Problem requirements: Using the data below, gather each line that includes the word "Rotation".
- - - - - - -
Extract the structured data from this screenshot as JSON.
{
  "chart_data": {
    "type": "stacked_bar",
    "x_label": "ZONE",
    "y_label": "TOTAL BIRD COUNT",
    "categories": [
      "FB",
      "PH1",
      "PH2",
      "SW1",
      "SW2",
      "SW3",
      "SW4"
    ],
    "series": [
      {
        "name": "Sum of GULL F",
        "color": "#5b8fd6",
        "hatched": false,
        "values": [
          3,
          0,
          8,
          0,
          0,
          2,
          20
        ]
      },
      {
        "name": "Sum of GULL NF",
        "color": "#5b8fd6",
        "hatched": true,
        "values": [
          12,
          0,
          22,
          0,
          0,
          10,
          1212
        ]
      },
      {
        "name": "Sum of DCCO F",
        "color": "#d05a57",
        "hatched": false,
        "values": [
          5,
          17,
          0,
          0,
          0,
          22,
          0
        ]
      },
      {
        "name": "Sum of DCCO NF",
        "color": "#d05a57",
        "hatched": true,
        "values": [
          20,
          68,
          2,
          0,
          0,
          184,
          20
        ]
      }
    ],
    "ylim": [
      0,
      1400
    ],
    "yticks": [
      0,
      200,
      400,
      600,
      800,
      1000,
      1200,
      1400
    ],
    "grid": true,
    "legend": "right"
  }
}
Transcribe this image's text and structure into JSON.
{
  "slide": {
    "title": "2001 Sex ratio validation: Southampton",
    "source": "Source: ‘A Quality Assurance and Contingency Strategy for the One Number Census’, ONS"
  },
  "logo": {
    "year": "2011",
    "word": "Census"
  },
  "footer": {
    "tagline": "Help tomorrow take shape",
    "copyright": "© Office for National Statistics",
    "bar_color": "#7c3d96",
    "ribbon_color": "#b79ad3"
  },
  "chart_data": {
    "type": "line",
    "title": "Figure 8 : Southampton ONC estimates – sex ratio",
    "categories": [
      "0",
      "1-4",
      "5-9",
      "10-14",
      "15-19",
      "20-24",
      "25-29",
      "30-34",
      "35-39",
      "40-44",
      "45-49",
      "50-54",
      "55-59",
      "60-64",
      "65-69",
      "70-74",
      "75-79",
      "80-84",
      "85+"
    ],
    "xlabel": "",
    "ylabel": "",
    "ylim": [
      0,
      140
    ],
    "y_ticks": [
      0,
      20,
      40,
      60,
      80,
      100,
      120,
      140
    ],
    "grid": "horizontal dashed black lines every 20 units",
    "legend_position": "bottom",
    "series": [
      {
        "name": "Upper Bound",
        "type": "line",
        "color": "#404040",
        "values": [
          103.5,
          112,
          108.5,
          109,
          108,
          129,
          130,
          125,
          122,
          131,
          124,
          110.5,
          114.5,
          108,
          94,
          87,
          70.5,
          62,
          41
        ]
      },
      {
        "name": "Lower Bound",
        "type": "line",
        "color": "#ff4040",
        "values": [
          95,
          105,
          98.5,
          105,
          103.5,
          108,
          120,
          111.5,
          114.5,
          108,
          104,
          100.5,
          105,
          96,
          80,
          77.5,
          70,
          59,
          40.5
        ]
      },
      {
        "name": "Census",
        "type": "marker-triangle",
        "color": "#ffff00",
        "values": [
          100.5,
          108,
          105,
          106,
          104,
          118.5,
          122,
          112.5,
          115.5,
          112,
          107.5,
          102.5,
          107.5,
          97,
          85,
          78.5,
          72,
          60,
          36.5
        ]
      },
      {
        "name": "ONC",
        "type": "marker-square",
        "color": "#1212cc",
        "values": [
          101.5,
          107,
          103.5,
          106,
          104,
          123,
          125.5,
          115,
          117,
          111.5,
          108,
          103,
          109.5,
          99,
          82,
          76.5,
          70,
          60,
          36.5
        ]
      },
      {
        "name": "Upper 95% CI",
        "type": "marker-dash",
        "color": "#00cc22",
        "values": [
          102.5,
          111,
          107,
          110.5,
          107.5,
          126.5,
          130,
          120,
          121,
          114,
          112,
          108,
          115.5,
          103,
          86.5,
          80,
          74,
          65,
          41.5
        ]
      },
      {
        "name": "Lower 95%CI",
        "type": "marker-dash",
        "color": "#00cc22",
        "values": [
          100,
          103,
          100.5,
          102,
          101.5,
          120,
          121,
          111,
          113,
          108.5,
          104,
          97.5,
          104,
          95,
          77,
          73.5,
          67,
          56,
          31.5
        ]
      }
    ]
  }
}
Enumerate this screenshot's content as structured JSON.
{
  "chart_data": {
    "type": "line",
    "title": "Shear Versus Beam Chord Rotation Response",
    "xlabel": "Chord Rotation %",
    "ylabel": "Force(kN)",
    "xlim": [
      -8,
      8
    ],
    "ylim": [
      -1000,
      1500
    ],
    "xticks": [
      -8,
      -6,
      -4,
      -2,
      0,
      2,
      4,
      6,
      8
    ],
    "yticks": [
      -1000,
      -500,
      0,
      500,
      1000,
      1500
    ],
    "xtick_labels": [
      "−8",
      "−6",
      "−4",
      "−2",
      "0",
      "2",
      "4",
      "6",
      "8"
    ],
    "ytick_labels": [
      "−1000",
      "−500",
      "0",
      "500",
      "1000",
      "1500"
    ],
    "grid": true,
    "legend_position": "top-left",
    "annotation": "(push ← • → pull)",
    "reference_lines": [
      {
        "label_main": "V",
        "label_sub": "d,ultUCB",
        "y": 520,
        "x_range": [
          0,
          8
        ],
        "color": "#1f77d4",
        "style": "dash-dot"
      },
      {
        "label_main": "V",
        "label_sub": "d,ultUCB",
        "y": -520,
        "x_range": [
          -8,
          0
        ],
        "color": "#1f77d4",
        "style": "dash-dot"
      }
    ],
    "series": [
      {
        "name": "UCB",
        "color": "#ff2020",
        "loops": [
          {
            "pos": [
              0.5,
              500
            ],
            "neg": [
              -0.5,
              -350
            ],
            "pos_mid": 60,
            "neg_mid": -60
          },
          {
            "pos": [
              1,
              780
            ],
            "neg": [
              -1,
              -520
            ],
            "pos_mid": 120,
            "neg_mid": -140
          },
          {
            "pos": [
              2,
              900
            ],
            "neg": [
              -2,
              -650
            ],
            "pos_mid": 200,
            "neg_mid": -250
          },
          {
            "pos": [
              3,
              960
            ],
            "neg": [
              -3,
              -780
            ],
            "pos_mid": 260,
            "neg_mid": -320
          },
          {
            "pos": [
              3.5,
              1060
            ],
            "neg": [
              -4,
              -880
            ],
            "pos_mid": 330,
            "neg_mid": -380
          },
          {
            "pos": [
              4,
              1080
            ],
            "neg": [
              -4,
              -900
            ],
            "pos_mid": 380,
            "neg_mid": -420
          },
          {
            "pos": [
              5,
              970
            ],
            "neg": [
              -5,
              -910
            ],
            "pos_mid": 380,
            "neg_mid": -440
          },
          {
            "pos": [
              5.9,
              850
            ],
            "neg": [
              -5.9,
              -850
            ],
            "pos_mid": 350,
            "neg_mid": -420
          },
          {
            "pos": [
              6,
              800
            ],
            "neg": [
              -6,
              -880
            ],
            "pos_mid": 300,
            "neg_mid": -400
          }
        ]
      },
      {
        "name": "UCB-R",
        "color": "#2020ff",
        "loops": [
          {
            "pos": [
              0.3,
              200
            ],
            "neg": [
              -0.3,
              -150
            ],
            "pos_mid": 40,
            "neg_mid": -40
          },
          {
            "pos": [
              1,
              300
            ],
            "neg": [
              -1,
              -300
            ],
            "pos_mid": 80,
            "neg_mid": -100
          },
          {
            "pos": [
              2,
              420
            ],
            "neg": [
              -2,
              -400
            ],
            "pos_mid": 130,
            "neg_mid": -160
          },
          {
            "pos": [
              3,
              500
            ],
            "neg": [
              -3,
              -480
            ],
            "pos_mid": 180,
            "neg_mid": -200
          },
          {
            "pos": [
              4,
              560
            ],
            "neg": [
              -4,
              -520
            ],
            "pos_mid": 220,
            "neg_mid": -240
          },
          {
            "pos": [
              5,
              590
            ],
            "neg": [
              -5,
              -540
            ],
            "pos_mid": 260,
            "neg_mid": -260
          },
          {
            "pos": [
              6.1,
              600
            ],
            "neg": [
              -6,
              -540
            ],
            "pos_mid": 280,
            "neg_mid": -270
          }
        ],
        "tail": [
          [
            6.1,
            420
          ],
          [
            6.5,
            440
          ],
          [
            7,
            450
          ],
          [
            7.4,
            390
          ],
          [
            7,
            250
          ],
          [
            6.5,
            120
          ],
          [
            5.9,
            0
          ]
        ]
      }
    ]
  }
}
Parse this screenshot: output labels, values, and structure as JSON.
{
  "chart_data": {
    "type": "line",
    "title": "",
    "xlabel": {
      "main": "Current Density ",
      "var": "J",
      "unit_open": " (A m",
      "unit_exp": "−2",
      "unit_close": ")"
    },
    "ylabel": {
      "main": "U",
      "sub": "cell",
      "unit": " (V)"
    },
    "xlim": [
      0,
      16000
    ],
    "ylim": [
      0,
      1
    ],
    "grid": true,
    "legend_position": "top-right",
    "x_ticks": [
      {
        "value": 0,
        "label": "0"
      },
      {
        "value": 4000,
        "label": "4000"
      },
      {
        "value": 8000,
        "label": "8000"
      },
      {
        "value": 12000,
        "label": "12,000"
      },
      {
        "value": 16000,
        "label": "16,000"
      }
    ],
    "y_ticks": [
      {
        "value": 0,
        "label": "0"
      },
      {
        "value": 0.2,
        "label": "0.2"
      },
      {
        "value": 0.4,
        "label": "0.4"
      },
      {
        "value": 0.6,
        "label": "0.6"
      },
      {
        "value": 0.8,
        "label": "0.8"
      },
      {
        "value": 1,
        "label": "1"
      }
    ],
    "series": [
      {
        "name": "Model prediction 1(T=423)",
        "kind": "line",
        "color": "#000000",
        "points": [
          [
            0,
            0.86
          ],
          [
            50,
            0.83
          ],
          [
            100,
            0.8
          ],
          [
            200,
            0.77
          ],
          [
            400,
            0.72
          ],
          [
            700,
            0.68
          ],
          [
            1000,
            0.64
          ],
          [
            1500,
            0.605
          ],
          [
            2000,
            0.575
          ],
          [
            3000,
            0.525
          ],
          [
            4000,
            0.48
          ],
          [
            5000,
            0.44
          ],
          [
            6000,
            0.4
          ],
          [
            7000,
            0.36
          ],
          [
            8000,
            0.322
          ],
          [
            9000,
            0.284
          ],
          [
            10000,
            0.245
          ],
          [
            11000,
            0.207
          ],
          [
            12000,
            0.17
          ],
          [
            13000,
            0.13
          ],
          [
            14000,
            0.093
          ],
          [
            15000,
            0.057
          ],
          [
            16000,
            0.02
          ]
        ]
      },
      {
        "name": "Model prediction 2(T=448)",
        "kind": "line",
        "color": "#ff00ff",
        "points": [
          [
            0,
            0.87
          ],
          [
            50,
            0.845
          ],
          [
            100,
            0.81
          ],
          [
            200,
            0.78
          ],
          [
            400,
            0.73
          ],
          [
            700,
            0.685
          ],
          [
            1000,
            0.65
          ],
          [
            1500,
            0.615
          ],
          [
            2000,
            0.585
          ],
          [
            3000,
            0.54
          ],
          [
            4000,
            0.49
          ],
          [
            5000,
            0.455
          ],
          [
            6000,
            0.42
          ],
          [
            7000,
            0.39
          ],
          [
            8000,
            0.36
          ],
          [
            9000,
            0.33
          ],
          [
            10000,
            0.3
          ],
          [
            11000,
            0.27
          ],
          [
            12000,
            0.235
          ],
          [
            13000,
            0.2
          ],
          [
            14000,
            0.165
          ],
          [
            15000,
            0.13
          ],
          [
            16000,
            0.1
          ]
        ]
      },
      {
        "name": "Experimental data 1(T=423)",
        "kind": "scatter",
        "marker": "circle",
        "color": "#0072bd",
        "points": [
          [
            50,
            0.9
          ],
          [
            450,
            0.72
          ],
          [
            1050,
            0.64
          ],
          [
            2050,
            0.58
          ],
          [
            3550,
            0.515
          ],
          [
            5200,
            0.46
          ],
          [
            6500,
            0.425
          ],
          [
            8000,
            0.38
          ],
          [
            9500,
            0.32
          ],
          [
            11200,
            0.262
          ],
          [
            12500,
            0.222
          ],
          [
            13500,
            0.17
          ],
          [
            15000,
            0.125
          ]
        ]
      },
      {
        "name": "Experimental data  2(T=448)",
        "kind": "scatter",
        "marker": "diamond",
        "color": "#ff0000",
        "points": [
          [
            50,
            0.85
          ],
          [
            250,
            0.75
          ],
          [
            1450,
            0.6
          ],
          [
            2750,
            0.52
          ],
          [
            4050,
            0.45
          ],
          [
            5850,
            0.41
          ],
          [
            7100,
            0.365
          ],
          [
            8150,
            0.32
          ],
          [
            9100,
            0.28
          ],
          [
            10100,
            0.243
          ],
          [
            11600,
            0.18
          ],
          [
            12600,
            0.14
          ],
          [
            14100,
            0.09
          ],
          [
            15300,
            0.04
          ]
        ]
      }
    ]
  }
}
- - - - - - -
Expected answer:
    "title": "Shear Versus Beam Chord Rotation Response",
    "xlabel": "Chord Rotation %",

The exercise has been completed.